-- Begin --

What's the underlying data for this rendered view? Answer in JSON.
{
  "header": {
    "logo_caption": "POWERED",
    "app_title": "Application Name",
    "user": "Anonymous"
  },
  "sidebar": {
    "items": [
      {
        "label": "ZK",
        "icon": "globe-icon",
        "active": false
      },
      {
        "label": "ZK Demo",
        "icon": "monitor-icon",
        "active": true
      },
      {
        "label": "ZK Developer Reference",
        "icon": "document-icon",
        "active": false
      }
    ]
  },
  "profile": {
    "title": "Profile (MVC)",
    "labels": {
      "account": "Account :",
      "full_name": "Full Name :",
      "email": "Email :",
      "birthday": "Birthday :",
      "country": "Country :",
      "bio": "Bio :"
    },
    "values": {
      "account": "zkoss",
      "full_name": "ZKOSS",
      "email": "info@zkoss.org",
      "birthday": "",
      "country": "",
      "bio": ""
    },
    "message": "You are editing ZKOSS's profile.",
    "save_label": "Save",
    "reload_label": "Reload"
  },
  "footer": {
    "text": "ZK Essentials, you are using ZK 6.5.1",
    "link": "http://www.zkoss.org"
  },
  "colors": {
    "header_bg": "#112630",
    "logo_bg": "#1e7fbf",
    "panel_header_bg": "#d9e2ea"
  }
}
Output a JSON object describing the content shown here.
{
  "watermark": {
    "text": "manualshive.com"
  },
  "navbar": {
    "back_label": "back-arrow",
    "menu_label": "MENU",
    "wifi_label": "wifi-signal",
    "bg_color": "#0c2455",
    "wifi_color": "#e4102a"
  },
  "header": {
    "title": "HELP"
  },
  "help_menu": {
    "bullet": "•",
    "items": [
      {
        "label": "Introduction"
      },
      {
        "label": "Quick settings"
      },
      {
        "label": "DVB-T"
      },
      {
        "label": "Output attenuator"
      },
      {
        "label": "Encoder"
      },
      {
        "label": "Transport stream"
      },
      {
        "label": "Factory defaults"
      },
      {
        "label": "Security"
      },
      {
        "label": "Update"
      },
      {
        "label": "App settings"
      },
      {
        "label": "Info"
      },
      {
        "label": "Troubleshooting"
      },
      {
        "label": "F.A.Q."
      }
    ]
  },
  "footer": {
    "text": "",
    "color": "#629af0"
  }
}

-- End --

Take the line that contains "Output a JSON" and each line after it down to the last of the records, and retype them exactly; add nothing else.

**TASK OUTPUT**
Output a JSON object describing the content shown here.
{
  "watermark": {
    "text": "manualshive.com"
  },
  "navbar": {
    "back_label": "back-arrow",
    "menu_label": "MENU",
    "wifi_label": "wifi-signal",
    "bg_color": "#0c2455",
    "wifi_color": "#e4102a"
  },
  "header": {
    "title": "HELP"
  },
  "help_menu": {
    "bullet": "•",
    "items": [
      {
        "label": "Introduction"
      },
      {
        "label": "Quick settings"
      },
      {
        "label": "DVB-T"
      },
      {
        "label": "Output attenuator"
      },
      {
        "label": "Encoder"
      },
      {
        "label": "Transport stream"
      },
      {
        "label": "Factory defaults"
      },
      {
        "label": "Security"
      },
      {
        "label": "Update"
      },
      {
        "label": "App settings"
      },
      {
        "label": "Info"
      },
      {
        "label": "Troubleshooting"
      },
      {
        "label": "F.A.Q."
      }
    ]
  },
  "footer": {
    "text": "",
    "color": "#629af0"
  }
}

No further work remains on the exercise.